* Task goal *
Set out each line from the following listing that includes the word "your".

* Rows *
──────────

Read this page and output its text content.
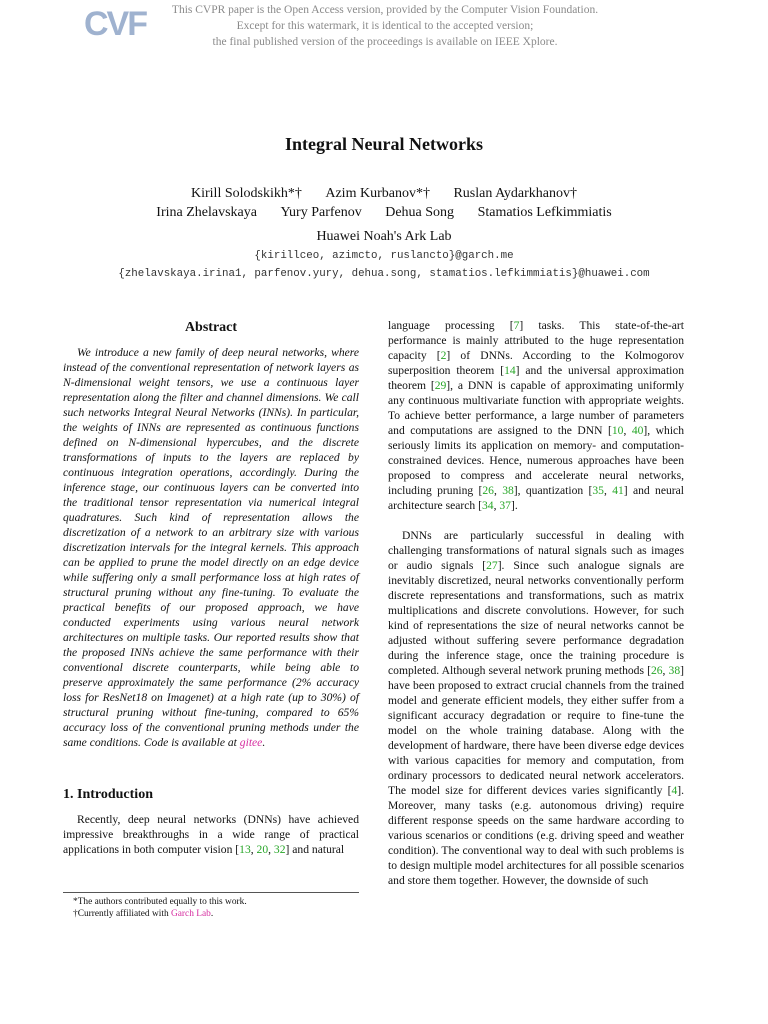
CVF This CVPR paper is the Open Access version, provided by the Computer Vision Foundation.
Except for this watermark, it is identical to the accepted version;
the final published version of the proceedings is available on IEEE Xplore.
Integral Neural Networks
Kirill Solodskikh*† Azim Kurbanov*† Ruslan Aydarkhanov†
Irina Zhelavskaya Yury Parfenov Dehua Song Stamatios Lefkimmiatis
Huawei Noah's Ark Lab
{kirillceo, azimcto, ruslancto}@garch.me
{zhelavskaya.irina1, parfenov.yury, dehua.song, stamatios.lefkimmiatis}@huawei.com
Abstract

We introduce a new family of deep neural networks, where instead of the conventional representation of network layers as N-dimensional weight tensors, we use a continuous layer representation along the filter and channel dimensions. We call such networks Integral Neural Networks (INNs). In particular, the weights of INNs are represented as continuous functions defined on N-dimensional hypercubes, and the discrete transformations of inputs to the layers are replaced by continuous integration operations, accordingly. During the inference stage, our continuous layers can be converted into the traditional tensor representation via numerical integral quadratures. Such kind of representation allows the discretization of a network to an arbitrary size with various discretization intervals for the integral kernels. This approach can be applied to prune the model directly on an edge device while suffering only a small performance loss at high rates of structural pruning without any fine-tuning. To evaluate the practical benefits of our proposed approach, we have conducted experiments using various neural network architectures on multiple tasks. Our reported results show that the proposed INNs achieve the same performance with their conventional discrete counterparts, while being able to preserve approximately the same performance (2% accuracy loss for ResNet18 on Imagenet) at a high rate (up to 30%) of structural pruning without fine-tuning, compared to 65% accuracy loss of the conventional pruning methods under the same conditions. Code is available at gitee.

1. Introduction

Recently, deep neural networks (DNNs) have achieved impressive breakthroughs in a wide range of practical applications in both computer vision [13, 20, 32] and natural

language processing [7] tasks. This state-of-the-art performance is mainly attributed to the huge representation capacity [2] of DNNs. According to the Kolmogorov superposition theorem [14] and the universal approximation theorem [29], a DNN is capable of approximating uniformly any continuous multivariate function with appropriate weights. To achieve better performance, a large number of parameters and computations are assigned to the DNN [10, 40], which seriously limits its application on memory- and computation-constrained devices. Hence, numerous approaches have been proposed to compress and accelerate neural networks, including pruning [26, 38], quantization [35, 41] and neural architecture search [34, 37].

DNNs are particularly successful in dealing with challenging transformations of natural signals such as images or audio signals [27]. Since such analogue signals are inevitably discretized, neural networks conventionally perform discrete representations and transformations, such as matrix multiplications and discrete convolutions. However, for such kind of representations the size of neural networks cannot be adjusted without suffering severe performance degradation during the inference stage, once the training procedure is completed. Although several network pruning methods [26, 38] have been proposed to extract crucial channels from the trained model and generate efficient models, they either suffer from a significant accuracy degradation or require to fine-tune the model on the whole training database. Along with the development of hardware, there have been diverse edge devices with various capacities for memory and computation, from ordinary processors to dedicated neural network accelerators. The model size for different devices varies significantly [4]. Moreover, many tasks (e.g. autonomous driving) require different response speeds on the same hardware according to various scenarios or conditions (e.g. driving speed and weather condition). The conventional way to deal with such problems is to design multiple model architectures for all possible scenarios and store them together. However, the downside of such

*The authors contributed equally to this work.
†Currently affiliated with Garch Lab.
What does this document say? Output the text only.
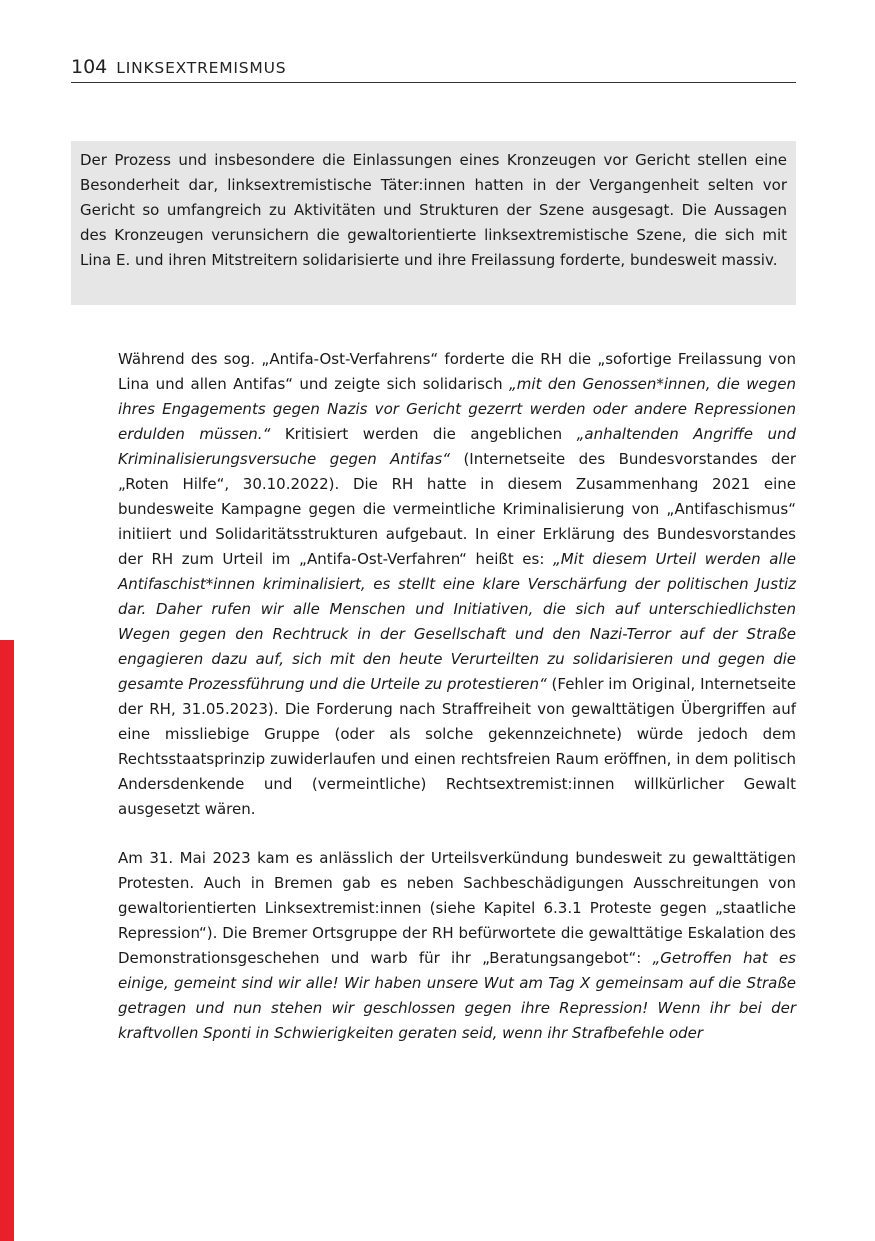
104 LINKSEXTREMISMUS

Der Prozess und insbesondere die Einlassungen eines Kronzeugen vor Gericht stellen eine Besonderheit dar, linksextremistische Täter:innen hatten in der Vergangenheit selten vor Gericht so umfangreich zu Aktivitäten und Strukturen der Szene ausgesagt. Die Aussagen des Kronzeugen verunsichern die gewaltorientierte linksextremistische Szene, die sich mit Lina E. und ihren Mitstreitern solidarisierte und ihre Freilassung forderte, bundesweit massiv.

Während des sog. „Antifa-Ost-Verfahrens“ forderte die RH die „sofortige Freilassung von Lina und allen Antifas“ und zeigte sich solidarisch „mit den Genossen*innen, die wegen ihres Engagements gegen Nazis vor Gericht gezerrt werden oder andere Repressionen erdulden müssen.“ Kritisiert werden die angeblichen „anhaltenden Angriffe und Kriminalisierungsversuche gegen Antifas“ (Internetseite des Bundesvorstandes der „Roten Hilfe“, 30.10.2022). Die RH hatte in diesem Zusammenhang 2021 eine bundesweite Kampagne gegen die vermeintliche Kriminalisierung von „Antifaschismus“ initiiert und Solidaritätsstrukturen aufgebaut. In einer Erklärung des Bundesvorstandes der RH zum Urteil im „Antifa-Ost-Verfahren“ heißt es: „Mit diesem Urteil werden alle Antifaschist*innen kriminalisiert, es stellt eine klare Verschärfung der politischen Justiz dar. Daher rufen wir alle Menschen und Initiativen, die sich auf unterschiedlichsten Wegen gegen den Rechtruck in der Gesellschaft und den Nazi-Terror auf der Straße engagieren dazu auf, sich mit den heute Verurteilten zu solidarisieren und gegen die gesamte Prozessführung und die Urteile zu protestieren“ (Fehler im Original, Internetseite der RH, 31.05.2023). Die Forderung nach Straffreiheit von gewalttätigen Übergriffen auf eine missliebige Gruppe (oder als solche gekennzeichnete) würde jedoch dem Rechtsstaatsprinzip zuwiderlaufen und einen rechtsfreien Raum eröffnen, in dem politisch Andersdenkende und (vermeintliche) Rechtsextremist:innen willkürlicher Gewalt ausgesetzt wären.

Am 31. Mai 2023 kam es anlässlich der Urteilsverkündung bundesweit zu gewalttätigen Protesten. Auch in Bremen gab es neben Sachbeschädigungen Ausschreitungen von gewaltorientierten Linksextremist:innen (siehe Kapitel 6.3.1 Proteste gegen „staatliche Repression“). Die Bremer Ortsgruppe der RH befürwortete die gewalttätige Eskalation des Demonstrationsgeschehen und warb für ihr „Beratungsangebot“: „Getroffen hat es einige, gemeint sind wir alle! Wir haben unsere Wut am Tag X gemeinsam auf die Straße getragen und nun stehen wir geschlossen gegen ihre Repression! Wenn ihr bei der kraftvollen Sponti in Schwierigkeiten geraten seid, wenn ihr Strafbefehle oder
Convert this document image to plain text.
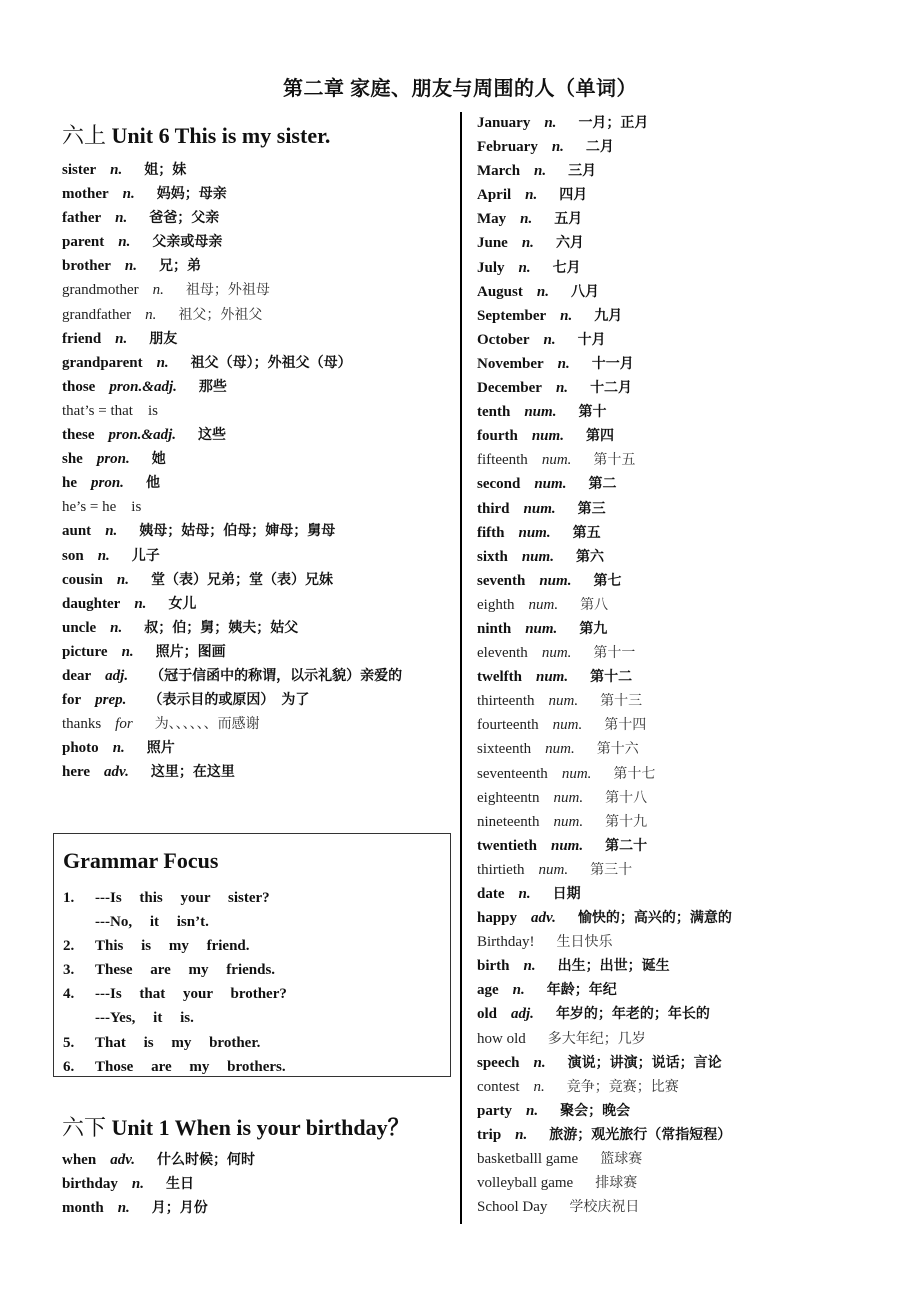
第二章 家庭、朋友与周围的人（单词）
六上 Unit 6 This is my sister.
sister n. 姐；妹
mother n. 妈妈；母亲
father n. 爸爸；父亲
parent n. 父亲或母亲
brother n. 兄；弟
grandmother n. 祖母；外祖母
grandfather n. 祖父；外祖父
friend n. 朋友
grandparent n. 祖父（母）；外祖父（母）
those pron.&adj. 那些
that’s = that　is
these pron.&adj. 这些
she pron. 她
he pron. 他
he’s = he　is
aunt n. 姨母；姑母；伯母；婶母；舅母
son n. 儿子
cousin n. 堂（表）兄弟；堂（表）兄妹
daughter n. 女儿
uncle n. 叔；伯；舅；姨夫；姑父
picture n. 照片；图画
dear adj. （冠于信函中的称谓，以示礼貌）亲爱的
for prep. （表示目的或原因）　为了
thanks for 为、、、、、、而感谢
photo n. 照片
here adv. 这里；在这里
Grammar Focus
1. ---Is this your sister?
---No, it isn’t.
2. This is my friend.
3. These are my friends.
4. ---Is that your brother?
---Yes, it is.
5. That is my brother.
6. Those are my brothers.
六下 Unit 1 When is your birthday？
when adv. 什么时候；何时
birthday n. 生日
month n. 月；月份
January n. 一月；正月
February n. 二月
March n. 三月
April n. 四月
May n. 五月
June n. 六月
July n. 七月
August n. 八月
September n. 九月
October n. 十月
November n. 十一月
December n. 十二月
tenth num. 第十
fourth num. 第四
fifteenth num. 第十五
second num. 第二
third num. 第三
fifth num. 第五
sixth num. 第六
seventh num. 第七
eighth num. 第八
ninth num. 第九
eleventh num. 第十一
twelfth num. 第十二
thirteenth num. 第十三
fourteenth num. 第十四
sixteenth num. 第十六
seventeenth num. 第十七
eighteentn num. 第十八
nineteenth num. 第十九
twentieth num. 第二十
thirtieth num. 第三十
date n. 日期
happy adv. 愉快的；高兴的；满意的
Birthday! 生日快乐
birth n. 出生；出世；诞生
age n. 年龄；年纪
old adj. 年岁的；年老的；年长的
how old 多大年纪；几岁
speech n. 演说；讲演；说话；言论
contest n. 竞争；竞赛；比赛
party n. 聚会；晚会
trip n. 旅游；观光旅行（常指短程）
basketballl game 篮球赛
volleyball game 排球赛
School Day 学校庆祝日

──────────

* Result for this task *
1. ---Is this your sister?
4. ---Is that your brother?
六下 Unit 1 When is your birthday？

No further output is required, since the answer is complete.